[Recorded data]
>>>
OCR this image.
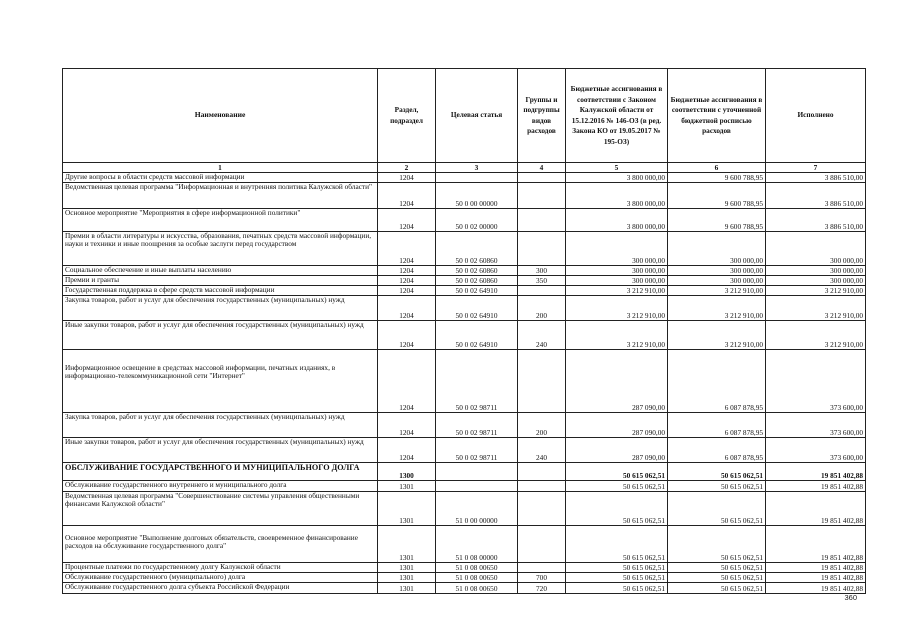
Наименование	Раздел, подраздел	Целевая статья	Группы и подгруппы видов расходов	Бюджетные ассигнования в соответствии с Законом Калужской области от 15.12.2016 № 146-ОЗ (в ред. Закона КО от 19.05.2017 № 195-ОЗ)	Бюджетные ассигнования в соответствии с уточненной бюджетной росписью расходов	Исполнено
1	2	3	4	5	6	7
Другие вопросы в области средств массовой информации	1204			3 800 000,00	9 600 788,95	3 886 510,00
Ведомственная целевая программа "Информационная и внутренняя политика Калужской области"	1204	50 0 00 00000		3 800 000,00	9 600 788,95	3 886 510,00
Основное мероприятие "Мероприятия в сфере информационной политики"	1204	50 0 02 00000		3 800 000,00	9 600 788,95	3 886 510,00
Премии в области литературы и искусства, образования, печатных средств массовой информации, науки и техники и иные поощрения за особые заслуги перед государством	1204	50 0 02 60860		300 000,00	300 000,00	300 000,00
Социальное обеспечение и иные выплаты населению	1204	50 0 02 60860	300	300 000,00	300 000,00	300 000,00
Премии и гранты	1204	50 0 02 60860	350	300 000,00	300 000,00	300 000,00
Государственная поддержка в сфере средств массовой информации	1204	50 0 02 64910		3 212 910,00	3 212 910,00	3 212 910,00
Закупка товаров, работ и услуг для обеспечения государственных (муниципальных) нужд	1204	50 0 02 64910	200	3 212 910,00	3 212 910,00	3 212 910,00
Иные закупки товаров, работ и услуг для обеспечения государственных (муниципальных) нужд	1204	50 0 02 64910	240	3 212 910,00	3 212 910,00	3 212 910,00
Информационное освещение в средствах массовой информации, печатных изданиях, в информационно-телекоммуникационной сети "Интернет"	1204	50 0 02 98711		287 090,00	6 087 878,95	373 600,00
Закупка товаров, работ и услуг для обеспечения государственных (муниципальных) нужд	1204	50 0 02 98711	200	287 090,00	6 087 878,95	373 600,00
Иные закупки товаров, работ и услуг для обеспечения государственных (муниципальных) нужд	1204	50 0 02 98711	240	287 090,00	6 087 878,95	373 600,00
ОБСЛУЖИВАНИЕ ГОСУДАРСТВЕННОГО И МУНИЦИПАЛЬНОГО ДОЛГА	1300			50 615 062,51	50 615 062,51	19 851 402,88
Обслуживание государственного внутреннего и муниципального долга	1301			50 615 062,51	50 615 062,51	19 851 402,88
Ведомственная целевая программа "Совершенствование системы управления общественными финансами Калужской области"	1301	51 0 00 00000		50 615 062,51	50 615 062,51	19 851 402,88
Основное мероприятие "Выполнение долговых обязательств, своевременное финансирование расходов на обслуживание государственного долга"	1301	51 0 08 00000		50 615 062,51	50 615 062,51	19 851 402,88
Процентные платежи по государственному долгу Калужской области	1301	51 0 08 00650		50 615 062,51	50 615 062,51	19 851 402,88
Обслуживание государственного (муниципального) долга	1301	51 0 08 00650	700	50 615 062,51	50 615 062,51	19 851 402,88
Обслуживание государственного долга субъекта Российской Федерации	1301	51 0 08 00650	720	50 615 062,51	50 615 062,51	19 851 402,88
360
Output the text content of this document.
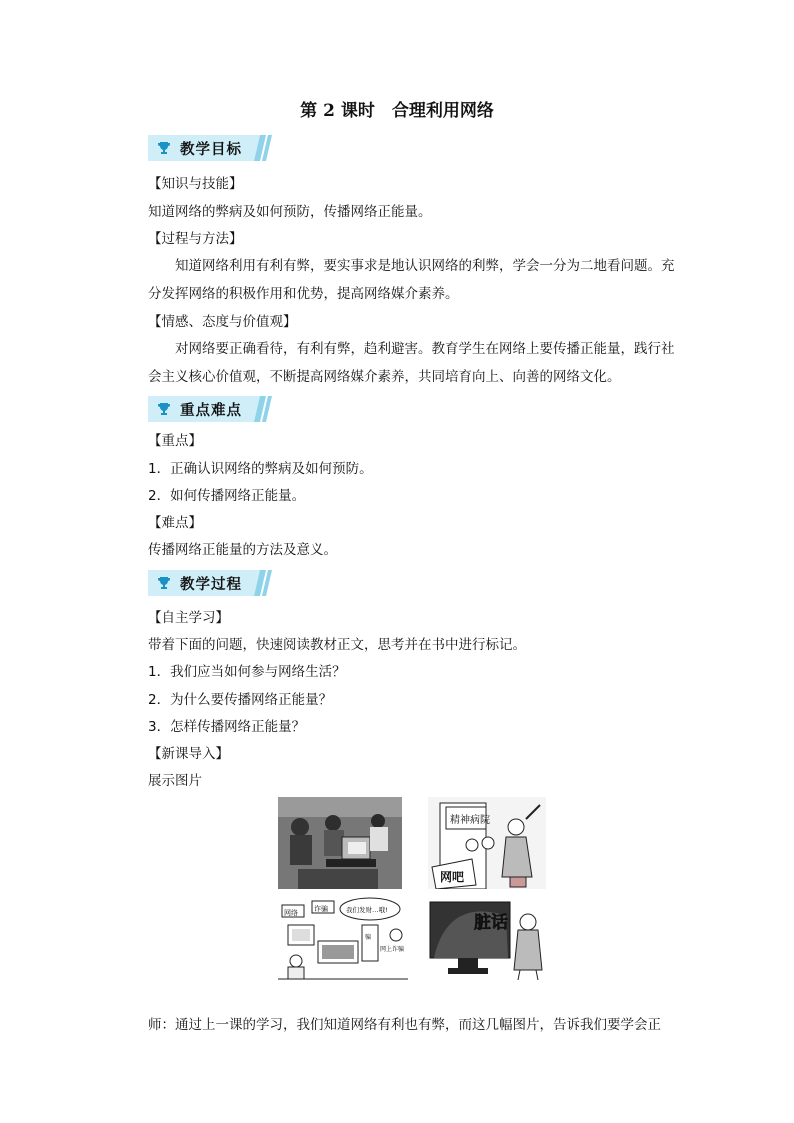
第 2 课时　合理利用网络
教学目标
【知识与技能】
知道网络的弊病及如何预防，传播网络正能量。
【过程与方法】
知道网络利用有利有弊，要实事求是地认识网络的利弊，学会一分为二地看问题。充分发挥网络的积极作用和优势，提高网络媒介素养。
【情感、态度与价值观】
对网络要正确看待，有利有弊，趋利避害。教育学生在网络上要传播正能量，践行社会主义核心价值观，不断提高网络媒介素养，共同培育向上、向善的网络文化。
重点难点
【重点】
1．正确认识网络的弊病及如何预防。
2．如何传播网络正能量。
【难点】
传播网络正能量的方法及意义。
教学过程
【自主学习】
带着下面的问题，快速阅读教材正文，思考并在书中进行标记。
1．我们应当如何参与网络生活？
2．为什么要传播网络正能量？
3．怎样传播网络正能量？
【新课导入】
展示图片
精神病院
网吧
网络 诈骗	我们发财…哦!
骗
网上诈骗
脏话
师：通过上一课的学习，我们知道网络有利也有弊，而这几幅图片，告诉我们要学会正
<<<
>>>
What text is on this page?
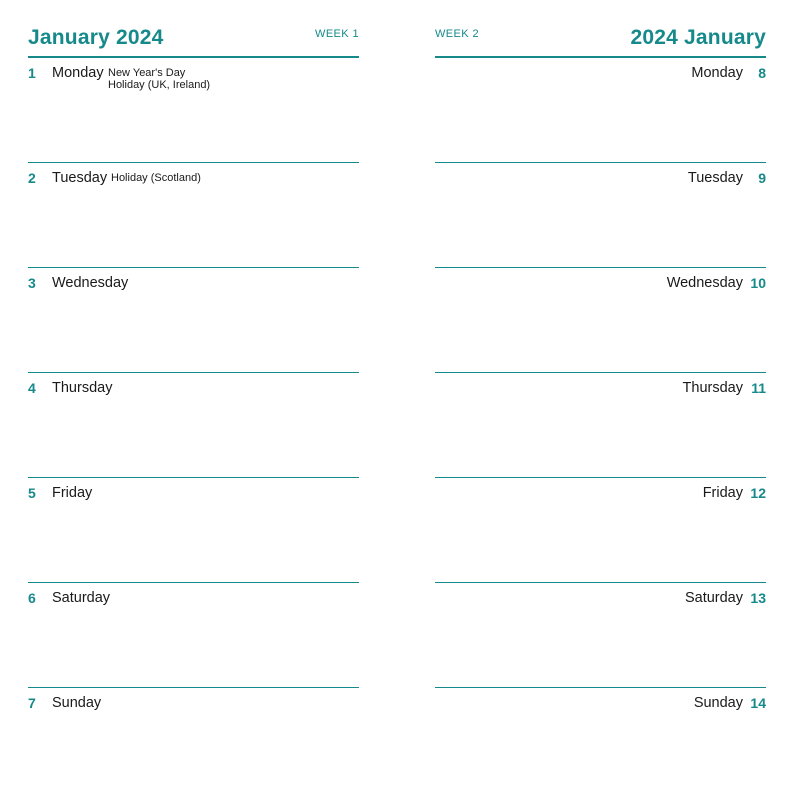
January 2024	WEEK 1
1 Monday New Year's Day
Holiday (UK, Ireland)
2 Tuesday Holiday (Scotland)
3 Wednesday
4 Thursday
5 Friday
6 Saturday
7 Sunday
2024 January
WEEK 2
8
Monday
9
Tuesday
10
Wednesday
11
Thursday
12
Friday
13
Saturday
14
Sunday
<<<
- WHAT THE TASK ASKS:
Select and copy every line of the listing with the word "мероприятие".

- REPLY TO THE TASK:
Основное мероприятие "Мероприятия в сфере информационной политики"	1204	50 0 02 00000		3 800 000,00	9 600 788,95	3 886 510,00
Основное мероприятие "Выполнение долговых обязательств, своевременное финансирование расходов на обслуживание государственного долга"	1301	51 0 08 00000		50 615 062,51	50 615 062,51	19 851 402,88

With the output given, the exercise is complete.